▶ Given task:
Filter the entries below, keeping every line that has the word "University".

▶ Stored rows:
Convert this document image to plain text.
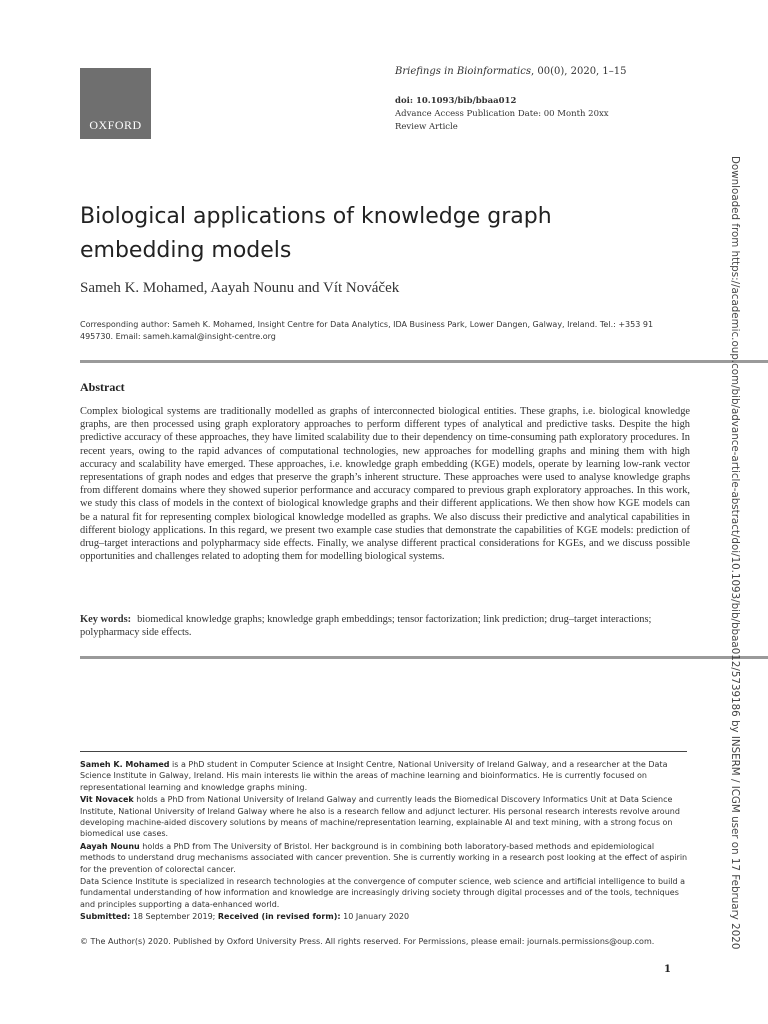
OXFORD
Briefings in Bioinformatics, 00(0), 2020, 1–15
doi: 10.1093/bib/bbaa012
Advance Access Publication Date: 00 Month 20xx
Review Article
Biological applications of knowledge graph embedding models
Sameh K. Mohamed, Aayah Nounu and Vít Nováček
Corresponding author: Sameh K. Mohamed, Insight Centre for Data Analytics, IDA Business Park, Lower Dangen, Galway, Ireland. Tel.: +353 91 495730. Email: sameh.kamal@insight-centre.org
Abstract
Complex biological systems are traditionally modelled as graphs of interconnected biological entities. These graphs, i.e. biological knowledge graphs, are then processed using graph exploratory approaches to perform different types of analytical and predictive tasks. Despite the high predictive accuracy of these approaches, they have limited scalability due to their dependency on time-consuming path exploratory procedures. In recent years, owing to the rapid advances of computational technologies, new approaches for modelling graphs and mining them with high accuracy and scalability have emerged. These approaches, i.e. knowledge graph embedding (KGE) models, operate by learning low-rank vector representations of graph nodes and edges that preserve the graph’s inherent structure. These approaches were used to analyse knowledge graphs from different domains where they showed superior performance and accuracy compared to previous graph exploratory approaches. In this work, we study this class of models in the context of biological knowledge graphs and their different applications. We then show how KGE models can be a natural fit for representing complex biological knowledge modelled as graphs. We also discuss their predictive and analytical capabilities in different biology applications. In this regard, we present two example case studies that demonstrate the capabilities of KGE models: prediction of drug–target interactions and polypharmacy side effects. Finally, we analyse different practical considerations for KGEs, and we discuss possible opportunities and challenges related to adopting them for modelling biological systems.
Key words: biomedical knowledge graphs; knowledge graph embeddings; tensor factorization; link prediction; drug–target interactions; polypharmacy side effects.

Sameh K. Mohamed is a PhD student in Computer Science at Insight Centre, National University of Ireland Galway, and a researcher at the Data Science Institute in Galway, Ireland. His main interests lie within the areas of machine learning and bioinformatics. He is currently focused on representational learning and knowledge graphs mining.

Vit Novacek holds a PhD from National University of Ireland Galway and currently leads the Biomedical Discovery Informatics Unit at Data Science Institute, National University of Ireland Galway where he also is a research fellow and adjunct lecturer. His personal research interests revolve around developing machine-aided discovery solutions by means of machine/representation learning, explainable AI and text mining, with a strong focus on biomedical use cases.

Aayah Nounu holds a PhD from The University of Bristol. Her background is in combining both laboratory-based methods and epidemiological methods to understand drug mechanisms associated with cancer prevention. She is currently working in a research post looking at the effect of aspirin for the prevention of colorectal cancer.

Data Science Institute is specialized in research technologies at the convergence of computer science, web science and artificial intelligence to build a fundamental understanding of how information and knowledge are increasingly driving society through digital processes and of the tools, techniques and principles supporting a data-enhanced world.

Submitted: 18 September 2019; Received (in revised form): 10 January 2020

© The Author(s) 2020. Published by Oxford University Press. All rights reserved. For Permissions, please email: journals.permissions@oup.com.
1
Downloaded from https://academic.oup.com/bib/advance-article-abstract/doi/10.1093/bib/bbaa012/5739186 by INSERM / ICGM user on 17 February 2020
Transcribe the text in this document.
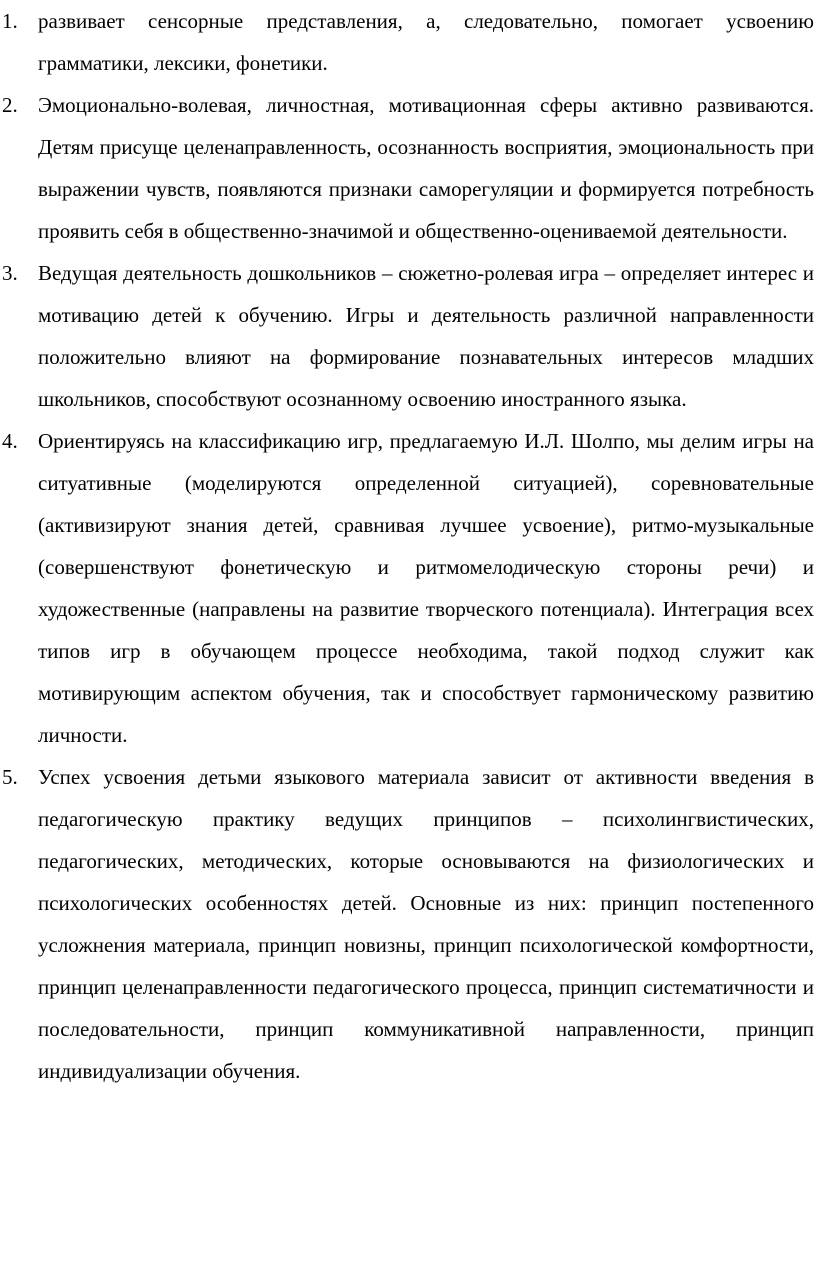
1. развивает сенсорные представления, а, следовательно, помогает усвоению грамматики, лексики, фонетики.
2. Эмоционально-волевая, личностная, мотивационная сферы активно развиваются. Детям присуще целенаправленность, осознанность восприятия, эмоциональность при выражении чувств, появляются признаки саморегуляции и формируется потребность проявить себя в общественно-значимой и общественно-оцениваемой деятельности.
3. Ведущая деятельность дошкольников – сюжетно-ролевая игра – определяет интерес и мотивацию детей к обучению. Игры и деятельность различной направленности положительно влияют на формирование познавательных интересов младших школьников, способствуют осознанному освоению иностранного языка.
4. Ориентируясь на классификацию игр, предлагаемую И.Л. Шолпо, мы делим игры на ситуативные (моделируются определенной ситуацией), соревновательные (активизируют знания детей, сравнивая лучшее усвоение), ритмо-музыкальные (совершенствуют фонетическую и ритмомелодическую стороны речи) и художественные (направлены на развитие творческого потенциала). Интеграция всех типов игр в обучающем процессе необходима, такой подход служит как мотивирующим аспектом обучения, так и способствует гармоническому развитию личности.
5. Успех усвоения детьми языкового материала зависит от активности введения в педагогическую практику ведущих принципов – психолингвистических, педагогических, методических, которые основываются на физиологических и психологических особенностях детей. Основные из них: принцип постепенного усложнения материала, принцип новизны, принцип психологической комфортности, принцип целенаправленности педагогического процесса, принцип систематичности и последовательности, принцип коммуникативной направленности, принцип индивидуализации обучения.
* * *
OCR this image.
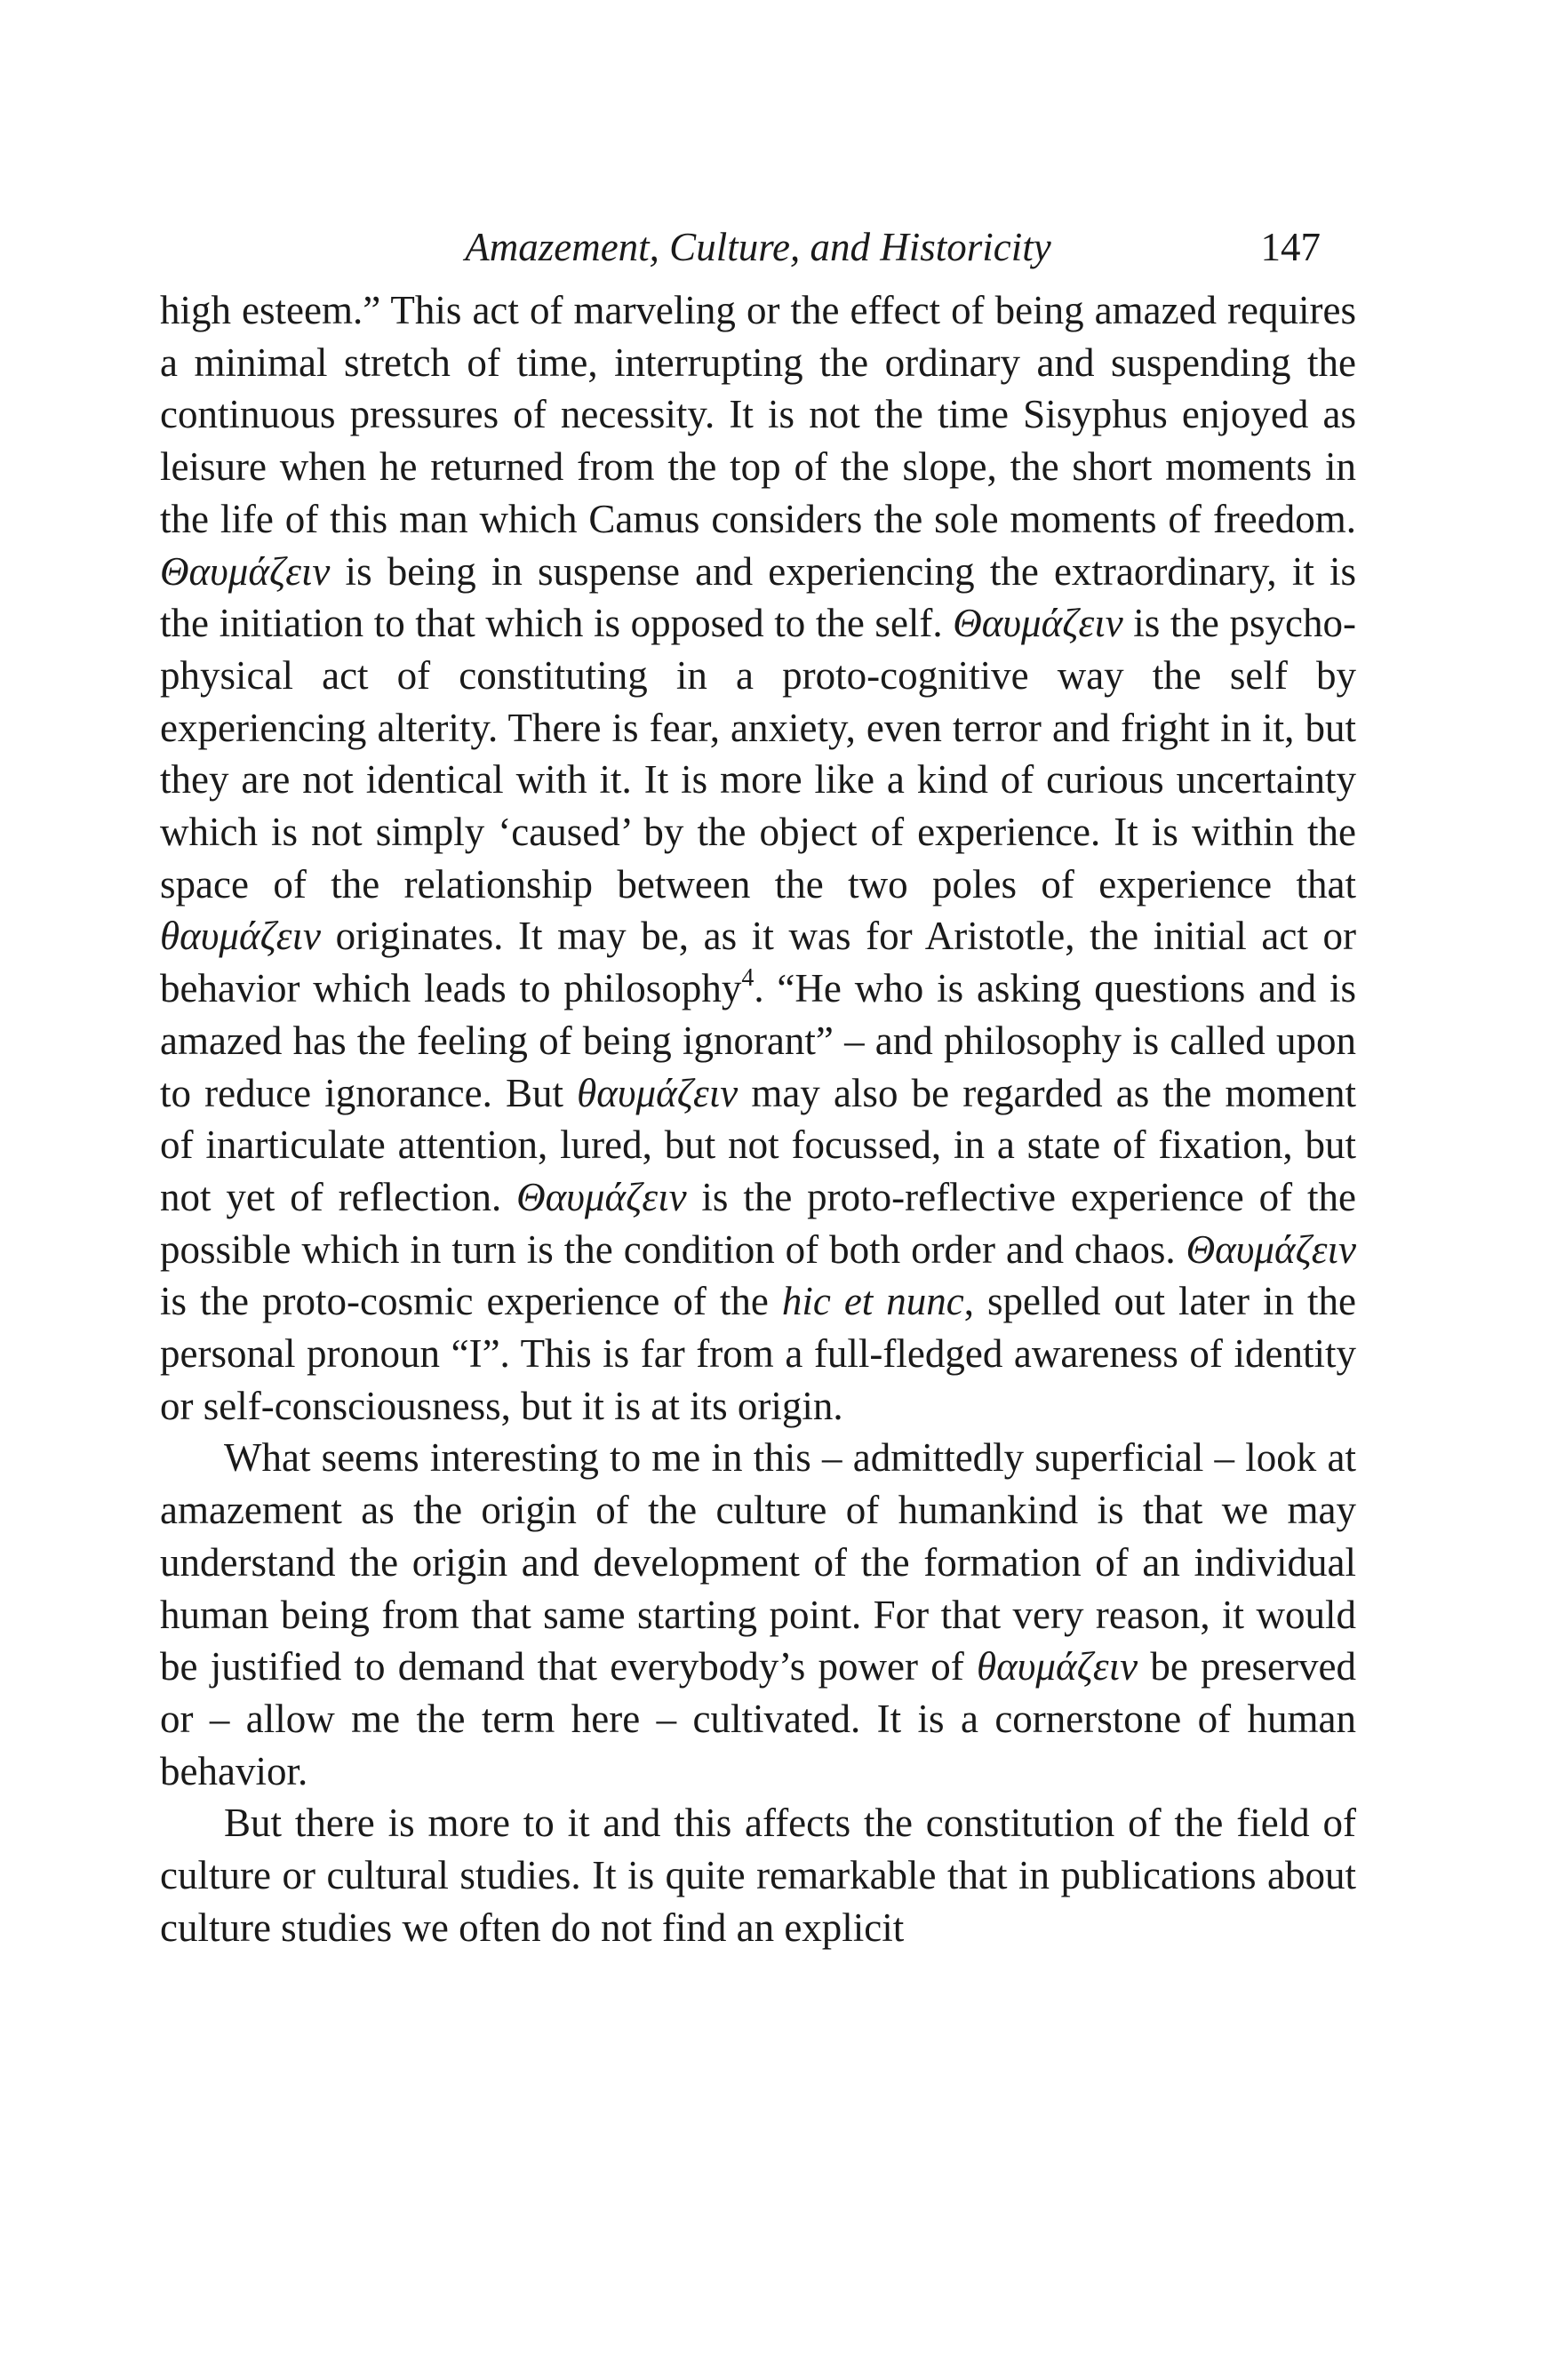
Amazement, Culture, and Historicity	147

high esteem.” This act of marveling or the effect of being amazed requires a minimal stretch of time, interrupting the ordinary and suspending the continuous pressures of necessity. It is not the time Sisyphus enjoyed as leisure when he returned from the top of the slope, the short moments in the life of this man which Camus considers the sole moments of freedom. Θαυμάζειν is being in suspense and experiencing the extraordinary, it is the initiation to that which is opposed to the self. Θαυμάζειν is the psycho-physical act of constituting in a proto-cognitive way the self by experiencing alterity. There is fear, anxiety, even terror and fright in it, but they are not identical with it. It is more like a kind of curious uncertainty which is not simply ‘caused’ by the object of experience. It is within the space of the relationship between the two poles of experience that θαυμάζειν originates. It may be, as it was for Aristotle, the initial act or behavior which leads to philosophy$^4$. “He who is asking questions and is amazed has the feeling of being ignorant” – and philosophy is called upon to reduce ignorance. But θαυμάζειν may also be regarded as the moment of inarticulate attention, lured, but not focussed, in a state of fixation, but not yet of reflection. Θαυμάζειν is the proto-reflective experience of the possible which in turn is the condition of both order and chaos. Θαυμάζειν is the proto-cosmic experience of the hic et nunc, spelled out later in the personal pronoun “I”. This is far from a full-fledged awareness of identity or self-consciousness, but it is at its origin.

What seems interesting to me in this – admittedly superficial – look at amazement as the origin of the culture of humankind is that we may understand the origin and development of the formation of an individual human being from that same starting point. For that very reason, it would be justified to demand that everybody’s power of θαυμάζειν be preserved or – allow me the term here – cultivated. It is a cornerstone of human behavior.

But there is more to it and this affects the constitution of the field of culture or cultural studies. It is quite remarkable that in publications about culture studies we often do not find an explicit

▶ Task output:
Sameh K. Mohamed is a PhD student in Computer Science at Insight Centre, National University of Ireland Galway, and a researcher at the Data Science Institute in Galway, Ireland. His main interests lie within the areas of machine learning and bioinformatics. He is currently focused on representational learning and knowledge graphs mining.
Vit Novacek holds a PhD from National University of Ireland Galway and currently leads the Biomedical Discovery Informatics Unit at Data Science Institute, National University of Ireland Galway where he also is a research fellow and adjunct lecturer. His personal research interests revolve around developing machine-aided discovery solutions by means of machine/representation learning, explainable AI and text mining, with a strong focus on biomedical use cases.
Aayah Nounu holds a PhD from The University of Bristol. Her background is in combining both laboratory-based methods and epidemiological methods to understand drug mechanisms associated with cancer prevention. She is currently working in a research post looking at the effect of aspirin for the prevention of colorectal cancer.
© The Author(s) 2020. Published by Oxford University Press. All rights reserved. For Permissions, please email: journals.permissions@oup.com.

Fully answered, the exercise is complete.